[Data supplied Boundary: Start]

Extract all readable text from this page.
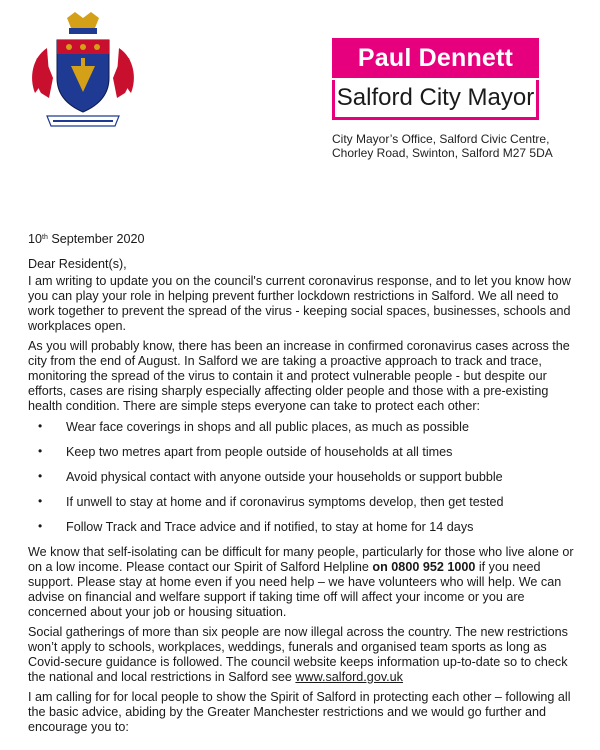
Paul Dennett
Salford City Mayor
City Mayor’s Office, Salford Civic Centre,
Chorley Road, Swinton, Salford M27 5DA

10th September 2020

Dear Resident(s),

I am writing to update you on the council's current coronavirus response, and to let you know how you can play your role in helping prevent further lockdown restrictions in Salford. We all need to work together to prevent the spread of the virus - keeping social spaces, businesses, schools and workplaces open.

As you will probably know, there has been an increase in confirmed coronavirus cases across the city from the end of August. In Salford we are taking a proactive approach to track and trace, monitoring the spread of the virus to contain it and protect vulnerable people - but despite our efforts, cases are rising sharply especially affecting older people and those with a pre-existing health condition. There are simple steps everyone can take to protect each other:

• Wear face coverings in shops and all public places, as much as possible
• Keep two metres apart from people outside of households at all times
• Avoid physical contact with anyone outside your households or support bubble
• If unwell to stay at home and if coronavirus symptoms develop, then get tested
• Follow Track and Trace advice and if notified, to stay at home for 14 days

We know that self-isolating can be difficult for many people, particularly for those who live alone or on a low income. Please contact our Spirit of Salford Helpline on 0800 952 1000 if you need support. Please stay at home even if you need help – we have volunteers who will help. We can advise on financial and welfare support if taking time off will affect your income or you are concerned about your job or housing situation.

Social gatherings of more than six people are now illegal across the country. The new restrictions won’t apply to schools, workplaces, weddings, funerals and organised team sports as long as Covid-secure guidance is followed. The council website keeps information up-to-date so to check the national and local restrictions in Salford see www.salford.gov.uk

I am calling for for local people to show the Spirit of Salford in protecting each other – following all the basic advice, abiding by the Greater Manchester restrictions and we would go further and encourage you to:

[Data supplied Boundary: End]

> [Exercise directions]:
Every entry above should be given again exactly, with no images included.

> [Reply to the exercise]:
Extract all readable text from this page.
Paul Dennett
Salford City Mayor
City Mayor’s Office, Salford Civic Centre,
Chorley Road, Swinton, Salford M27 5DA

10th September 2020

Dear Resident(s),

I am writing to update you on the council's current coronavirus response, and to let you know how you can play your role in helping prevent further lockdown restrictions in Salford. We all need to work together to prevent the spread of the virus - keeping social spaces, businesses, schools and workplaces open.

As you will probably know, there has been an increase in confirmed coronavirus cases across the city from the end of August. In Salford we are taking a proactive approach to track and trace, monitoring the spread of the virus to contain it and protect vulnerable people - but despite our efforts, cases are rising sharply especially affecting older people and those with a pre-existing health condition. There are simple steps everyone can take to protect each other:

• Wear face coverings in shops and all public places, as much as possible
• Keep two metres apart from people outside of households at all times
• Avoid physical contact with anyone outside your households or support bubble
• If unwell to stay at home and if coronavirus symptoms develop, then get tested
• Follow Track and Trace advice and if notified, to stay at home for 14 days

We know that self-isolating can be difficult for many people, particularly for those who live alone or on a low income. Please contact our Spirit of Salford Helpline on 0800 952 1000 if you need support. Please stay at home even if you need help – we have volunteers who will help. We can advise on financial and welfare support if taking time off will affect your income or you are concerned about your job or housing situation.

Social gatherings of more than six people are now illegal across the country. The new restrictions won’t apply to schools, workplaces, weddings, funerals and organised team sports as long as Covid-secure guidance is followed. The council website keeps information up-to-date so to check the national and local restrictions in Salford see www.salford.gov.uk

I am calling for for local people to show the Spirit of Salford in protecting each other – following all the basic advice, abiding by the Greater Manchester restrictions and we would go further and encourage you to:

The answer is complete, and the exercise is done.